What is being asked – Copy each of the entries below faithfully, setting aside any pictures.

▼

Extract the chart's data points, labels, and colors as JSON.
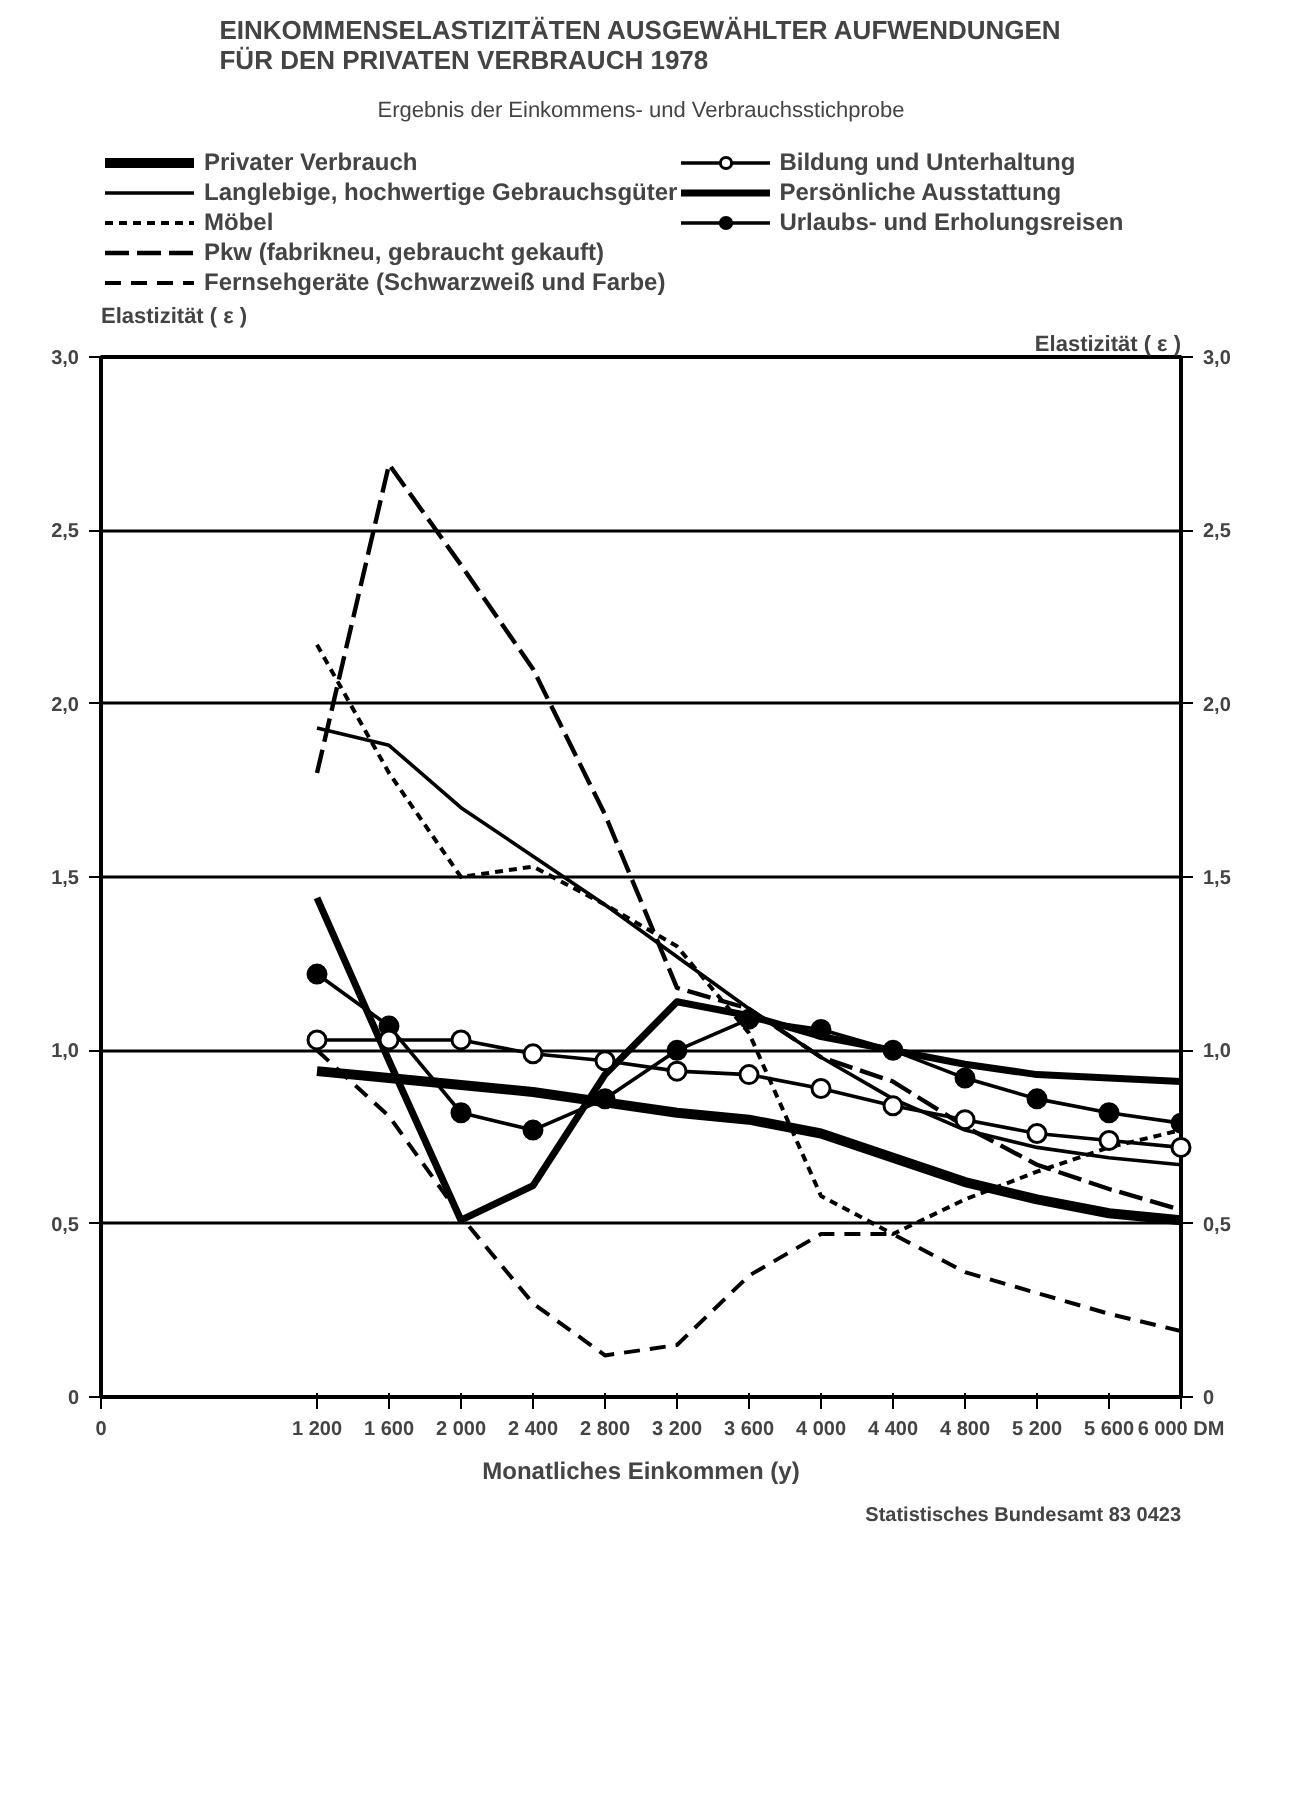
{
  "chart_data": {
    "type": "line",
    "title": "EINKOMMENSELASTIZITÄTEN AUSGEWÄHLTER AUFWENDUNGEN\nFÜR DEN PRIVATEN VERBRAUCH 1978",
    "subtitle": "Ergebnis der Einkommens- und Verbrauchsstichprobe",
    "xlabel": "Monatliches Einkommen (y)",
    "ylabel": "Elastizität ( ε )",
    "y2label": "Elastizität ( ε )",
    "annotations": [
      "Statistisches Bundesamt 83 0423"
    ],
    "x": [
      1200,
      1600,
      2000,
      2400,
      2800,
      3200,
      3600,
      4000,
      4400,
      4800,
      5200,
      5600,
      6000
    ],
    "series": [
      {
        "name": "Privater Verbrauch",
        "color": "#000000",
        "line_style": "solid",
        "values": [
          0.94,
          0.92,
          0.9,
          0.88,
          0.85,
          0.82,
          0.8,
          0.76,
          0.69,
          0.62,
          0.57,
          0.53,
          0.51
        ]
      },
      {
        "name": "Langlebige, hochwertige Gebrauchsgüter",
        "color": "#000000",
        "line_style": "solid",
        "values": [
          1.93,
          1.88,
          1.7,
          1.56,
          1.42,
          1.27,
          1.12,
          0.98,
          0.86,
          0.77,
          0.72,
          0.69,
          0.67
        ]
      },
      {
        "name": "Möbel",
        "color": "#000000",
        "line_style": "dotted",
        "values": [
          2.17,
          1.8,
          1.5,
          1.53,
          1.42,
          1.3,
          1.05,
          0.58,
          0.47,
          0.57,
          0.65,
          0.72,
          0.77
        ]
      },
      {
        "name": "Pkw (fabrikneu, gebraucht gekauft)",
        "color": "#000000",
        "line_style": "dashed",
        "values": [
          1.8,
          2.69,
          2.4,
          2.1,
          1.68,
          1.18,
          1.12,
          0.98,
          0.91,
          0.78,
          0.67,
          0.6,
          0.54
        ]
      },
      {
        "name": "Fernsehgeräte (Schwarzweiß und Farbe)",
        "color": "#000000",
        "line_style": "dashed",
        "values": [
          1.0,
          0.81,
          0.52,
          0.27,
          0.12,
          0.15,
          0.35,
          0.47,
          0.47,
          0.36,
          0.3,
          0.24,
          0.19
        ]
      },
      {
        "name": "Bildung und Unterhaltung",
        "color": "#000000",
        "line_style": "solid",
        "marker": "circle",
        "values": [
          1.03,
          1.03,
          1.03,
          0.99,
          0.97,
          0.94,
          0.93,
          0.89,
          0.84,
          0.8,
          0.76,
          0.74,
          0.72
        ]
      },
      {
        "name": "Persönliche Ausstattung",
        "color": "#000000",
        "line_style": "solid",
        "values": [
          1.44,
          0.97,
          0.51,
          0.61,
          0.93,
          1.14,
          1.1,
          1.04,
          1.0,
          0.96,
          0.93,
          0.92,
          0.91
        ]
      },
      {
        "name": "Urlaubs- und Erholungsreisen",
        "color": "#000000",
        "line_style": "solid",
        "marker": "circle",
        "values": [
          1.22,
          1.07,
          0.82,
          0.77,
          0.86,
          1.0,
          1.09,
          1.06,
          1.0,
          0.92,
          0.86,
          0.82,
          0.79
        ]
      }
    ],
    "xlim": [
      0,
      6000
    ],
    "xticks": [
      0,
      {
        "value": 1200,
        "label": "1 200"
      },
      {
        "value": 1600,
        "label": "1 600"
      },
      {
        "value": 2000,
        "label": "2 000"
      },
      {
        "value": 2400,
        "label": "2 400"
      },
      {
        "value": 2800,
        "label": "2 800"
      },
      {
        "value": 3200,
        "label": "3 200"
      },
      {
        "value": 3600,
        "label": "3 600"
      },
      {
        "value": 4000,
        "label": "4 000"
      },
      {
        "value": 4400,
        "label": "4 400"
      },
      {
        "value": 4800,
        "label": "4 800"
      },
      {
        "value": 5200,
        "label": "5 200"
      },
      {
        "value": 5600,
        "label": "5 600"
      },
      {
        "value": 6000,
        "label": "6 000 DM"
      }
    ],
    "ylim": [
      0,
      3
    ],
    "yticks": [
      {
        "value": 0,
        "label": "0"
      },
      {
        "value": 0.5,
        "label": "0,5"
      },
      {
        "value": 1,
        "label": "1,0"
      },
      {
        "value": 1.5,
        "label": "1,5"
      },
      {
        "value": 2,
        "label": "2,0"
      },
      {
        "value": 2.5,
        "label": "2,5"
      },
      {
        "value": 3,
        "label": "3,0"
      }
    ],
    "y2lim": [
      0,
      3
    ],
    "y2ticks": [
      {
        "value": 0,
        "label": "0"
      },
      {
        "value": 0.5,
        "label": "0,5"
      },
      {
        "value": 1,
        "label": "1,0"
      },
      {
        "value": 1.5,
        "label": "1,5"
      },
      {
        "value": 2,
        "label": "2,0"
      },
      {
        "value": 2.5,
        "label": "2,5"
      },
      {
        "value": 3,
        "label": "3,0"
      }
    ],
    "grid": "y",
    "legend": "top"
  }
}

▲

Result of the exercise –
Extract the chart's data points, labels, and colors as JSON.
{
  "chart_data": {
    "type": "line",
    "title": "EINKOMMENSELASTIZITÄTEN AUSGEWÄHLTER AUFWENDUNGEN\nFÜR DEN PRIVATEN VERBRAUCH 1978",
    "subtitle": "Ergebnis der Einkommens- und Verbrauchsstichprobe",
    "xlabel": "Monatliches Einkommen (y)",
    "ylabel": "Elastizität ( ε )",
    "y2label": "Elastizität ( ε )",
    "annotations": [
      "Statistisches Bundesamt 83 0423"
    ],
    "x": [
      1200,
      1600,
      2000,
      2400,
      2800,
      3200,
      3600,
      4000,
      4400,
      4800,
      5200,
      5600,
      6000
    ],
    "series": [
      {
        "name": "Privater Verbrauch",
        "color": "#000000",
        "line_style": "solid",
        "values": [
          0.94,
          0.92,
          0.9,
          0.88,
          0.85,
          0.82,
          0.8,
          0.76,
          0.69,
          0.62,
          0.57,
          0.53,
          0.51
        ]
      },
      {
        "name": "Langlebige, hochwertige Gebrauchsgüter",
        "color": "#000000",
        "line_style": "solid",
        "values": [
          1.93,
          1.88,
          1.7,
          1.56,
          1.42,
          1.27,
          1.12,
          0.98,
          0.86,
          0.77,
          0.72,
          0.69,
          0.67
        ]
      },
      {
        "name": "Möbel",
        "color": "#000000",
        "line_style": "dotted",
        "values": [
          2.17,
          1.8,
          1.5,
          1.53,
          1.42,
          1.3,
          1.05,
          0.58,
          0.47,
          0.57,
          0.65,
          0.72,
          0.77
        ]
      },
      {
        "name": "Pkw (fabrikneu, gebraucht gekauft)",
        "color": "#000000",
        "line_style": "dashed",
        "values": [
          1.8,
          2.69,
          2.4,
          2.1,
          1.68,
          1.18,
          1.12,
          0.98,
          0.91,
          0.78,
          0.67,
          0.6,
          0.54
        ]
      },
      {
        "name": "Fernsehgeräte (Schwarzweiß und Farbe)",
        "color": "#000000",
        "line_style": "dashed",
        "values": [
          1.0,
          0.81,
          0.52,
          0.27,
          0.12,
          0.15,
          0.35,
          0.47,
          0.47,
          0.36,
          0.3,
          0.24,
          0.19
        ]
      },
      {
        "name": "Bildung und Unterhaltung",
        "color": "#000000",
        "line_style": "solid",
        "marker": "circle",
        "values": [
          1.03,
          1.03,
          1.03,
          0.99,
          0.97,
          0.94,
          0.93,
          0.89,
          0.84,
          0.8,
          0.76,
          0.74,
          0.72
        ]
      },
      {
        "name": "Persönliche Ausstattung",
        "color": "#000000",
        "line_style": "solid",
        "values": [
          1.44,
          0.97,
          0.51,
          0.61,
          0.93,
          1.14,
          1.1,
          1.04,
          1.0,
          0.96,
          0.93,
          0.92,
          0.91
        ]
      },
      {
        "name": "Urlaubs- und Erholungsreisen",
        "color": "#000000",
        "line_style": "solid",
        "marker": "circle",
        "values": [
          1.22,
          1.07,
          0.82,
          0.77,
          0.86,
          1.0,
          1.09,
          1.06,
          1.0,
          0.92,
          0.86,
          0.82,
          0.79
        ]
      }
    ],
    "xlim": [
      0,
      6000
    ],
    "xticks": [
      0,
      {
        "value": 1200,
        "label": "1 200"
      },
      {
        "value": 1600,
        "label": "1 600"
      },
      {
        "value": 2000,
        "label": "2 000"
      },
      {
        "value": 2400,
        "label": "2 400"
      },
      {
        "value": 2800,
        "label": "2 800"
      },
      {
        "value": 3200,
        "label": "3 200"
      },
      {
        "value": 3600,
        "label": "3 600"
      },
      {
        "value": 4000,
        "label": "4 000"
      },
      {
        "value": 4400,
        "label": "4 400"
      },
      {
        "value": 4800,
        "label": "4 800"
      },
      {
        "value": 5200,
        "label": "5 200"
      },
      {
        "value": 5600,
        "label": "5 600"
      },
      {
        "value": 6000,
        "label": "6 000 DM"
      }
    ],
    "ylim": [
      0,
      3
    ],
    "yticks": [
      {
        "value": 0,
        "label": "0"
      },
      {
        "value": 0.5,
        "label": "0,5"
      },
      {
        "value": 1,
        "label": "1,0"
      },
      {
        "value": 1.5,
        "label": "1,5"
      },
      {
        "value": 2,
        "label": "2,0"
      },
      {
        "value": 2.5,
        "label": "2,5"
      },
      {
        "value": 3,
        "label": "3,0"
      }
    ],
    "y2lim": [
      0,
      3
    ],
    "y2ticks": [
      {
        "value": 0,
        "label": "0"
      },
      {
        "value": 0.5,
        "label": "0,5"
      },
      {
        "value": 1,
        "label": "1,0"
      },
      {
        "value": 1.5,
        "label": "1,5"
      },
      {
        "value": 2,
        "label": "2,0"
      },
      {
        "value": 2.5,
        "label": "2,5"
      },
      {
        "value": 3,
        "label": "3,0"
      }
    ],
    "grid": "y",
    "legend": "top"
  }
}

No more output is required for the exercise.